* START Given data *

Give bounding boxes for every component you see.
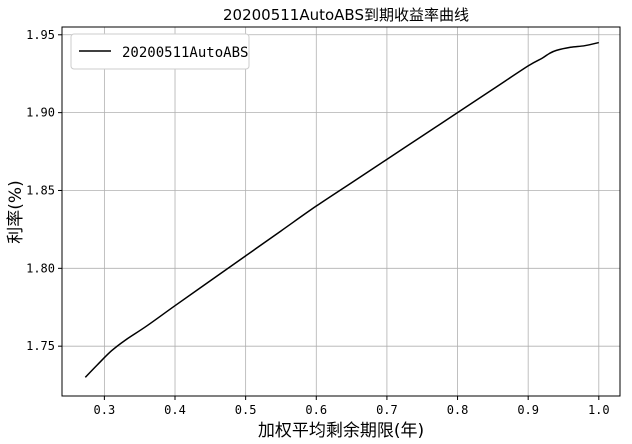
x-tick-label: 0.6 (305, 403, 327, 417)
x-tick-label: 0.3 (94, 403, 116, 417)
chart-title: 20200511AutoABS到期收益率曲线 (223, 6, 469, 24)
y-axis: 1.75 1.80 1.85 1.90 1.95 (26, 28, 62, 353)
x-tick-label: 0.5 (235, 403, 257, 417)
x-tick-label: 0.9 (517, 403, 539, 417)
y-tick-label: 1.90 (26, 106, 55, 120)
x-tick-label: 0.7 (376, 403, 398, 417)
legend-box (70, 33, 250, 70)
y-tick-label: 1.80 (26, 261, 55, 275)
grid (62, 27, 620, 396)
legend: 20200511AutoABS (70, 33, 250, 70)
x-tick-label: 1.0 (588, 403, 610, 417)
y-axis-label: 利率(%) (6, 180, 26, 243)
legend-label-series-1: 20200511AutoABS (122, 45, 248, 61)
series-line-1 (84, 41, 599, 378)
y-tick-label: 1.85 (26, 183, 55, 197)
series-layer (84, 41, 599, 378)
y-tick-label: 1.75 (26, 339, 55, 353)
x-tick-label: 0.8 (447, 403, 469, 417)
plot-frame (61, 26, 621, 397)
x-tick-label: 0.4 (164, 403, 186, 417)
y-tick-label: 1.95 (26, 28, 55, 42)
x-axis: 0.3 0.4 0.5 0.6 0.7 0.8 0.9 1.0 (94, 396, 610, 417)
x-axis-label: 加权平均剩余期限(年) (258, 421, 424, 441)
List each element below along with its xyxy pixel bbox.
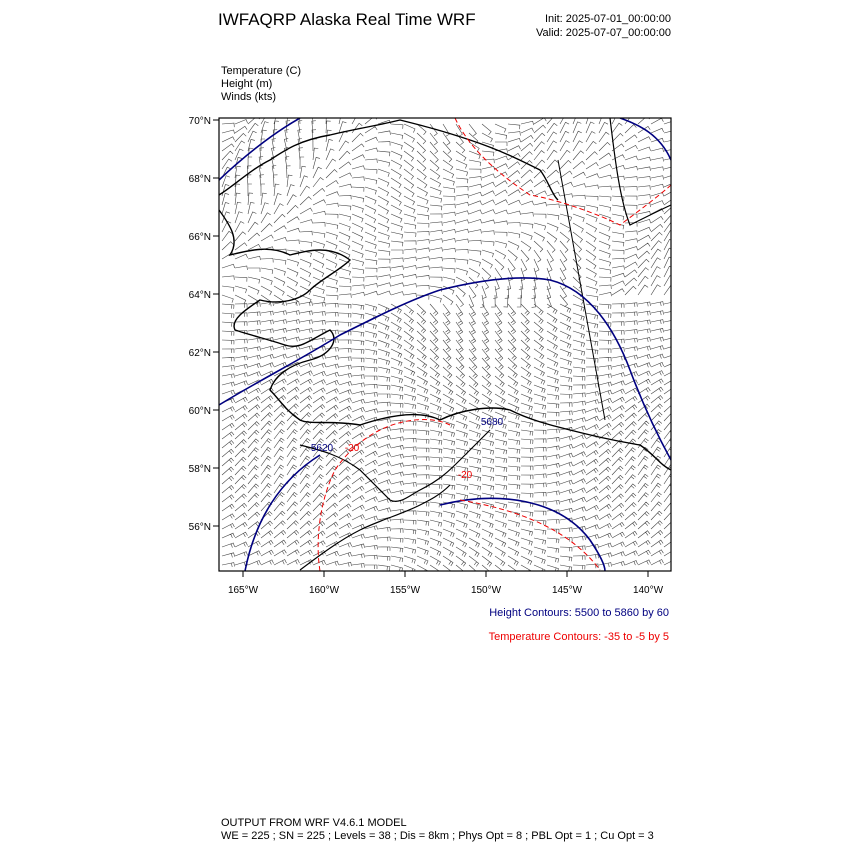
contour-label: -20 <box>345 443 360 454</box>
temperature-contour <box>454 118 671 226</box>
lat-tick-label: 62°N <box>189 348 211 359</box>
temperature-legend: Temperature Contours: -35 to -5 by 5 <box>489 631 669 643</box>
axis-ticks: 70°N 68°N 66°N 64°N 62°N 60°N 58°N 56°N 165°W 160… <box>189 116 664 596</box>
height-contour <box>244 454 321 571</box>
coastline <box>609 118 671 226</box>
height-contour <box>619 118 671 161</box>
temperature-contour <box>317 419 451 571</box>
lat-tick-label: 68°N <box>189 174 211 185</box>
field-label: Winds (kts) <box>221 91 276 103</box>
lon-tick-label: 155°W <box>390 585 421 596</box>
lat-tick-label: 66°N <box>189 232 211 243</box>
field-label: Temperature (C) <box>221 65 301 77</box>
wind-barbs <box>221 118 671 571</box>
lat-tick-label: 60°N <box>189 406 211 417</box>
lat-tick-label: 56°N <box>189 522 211 533</box>
lat-tick-label: 70°N <box>189 116 211 127</box>
coastline <box>299 484 451 571</box>
border <box>557 159 606 421</box>
footer-line: WE = 225 ; SN = 225 ; Levels = 38 ; Dis … <box>221 830 654 842</box>
map-lines <box>219 118 671 571</box>
lat-tick-label: 64°N <box>189 290 211 301</box>
coastline <box>299 429 491 502</box>
coastline <box>219 119 559 201</box>
height-legend: Height Contours: 5500 to 5860 by 60 <box>489 607 669 619</box>
lon-tick-label: 150°W <box>471 585 502 596</box>
map-frame <box>218 117 672 572</box>
temperature-contour <box>459 499 601 571</box>
height-contour <box>219 277 671 461</box>
title: IWFAQRP Alaska Real Time WRF <box>218 10 476 29</box>
footer-line: OUTPUT FROM WRF V4.6.1 MODEL <box>221 817 407 829</box>
init-time: Init: 2025-07-01_00:00:00 <box>545 13 671 25</box>
lon-tick-label: 160°W <box>309 585 340 596</box>
contour-label: 5680 <box>481 417 504 428</box>
contour-label: -20 <box>458 470 473 481</box>
height-contour <box>439 497 606 571</box>
wind-barb-field <box>221 118 671 571</box>
lon-tick-label: 165°W <box>228 585 259 596</box>
lat-tick-label: 58°N <box>189 464 211 475</box>
height-contour <box>219 118 301 181</box>
lon-tick-label: 145°W <box>552 585 583 596</box>
coastline <box>219 209 671 471</box>
field-label: Height (m) <box>221 78 272 90</box>
valid-time: Valid: 2025-07-07_00:00:00 <box>536 27 671 39</box>
lon-tick-label: 140°W <box>633 585 664 596</box>
contour-label: 5620 <box>311 443 334 454</box>
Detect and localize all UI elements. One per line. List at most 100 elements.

* END Given data *

◆ **Given problem**: Render the material from the line containing "x-tick-label: 0.6 (305, 403, 327, 417)" down through the line containing "y-tick-label: 1.90 (26, 106, 55, 120)" as a Markdown table with the columns Row and Line, numbering each row and leaving out blank lines.

◆ **Solution for this exercise**:
| Row | Line |
|---|---|
| 1 | x-tick-label: 0.6 (305, 403, 327, 417) |
| 2 | x-tick-label: 0.3 (94, 403, 116, 417) |
| 3 | chart-title: 20200511AutoABS到期收益率曲线 (223, 6, 469, 24) |
| 4 | y-axis: 1.75 1.80 1.85 1.90 1.95 (26, 28, 62, 353) |
| 5 | x-tick-label: 0.5 (235, 403, 257, 417) |
| 6 | x-tick-label: 0.9 (517, 403, 539, 417) |
| 7 | y-tick-label: 1.90 (26, 106, 55, 120) |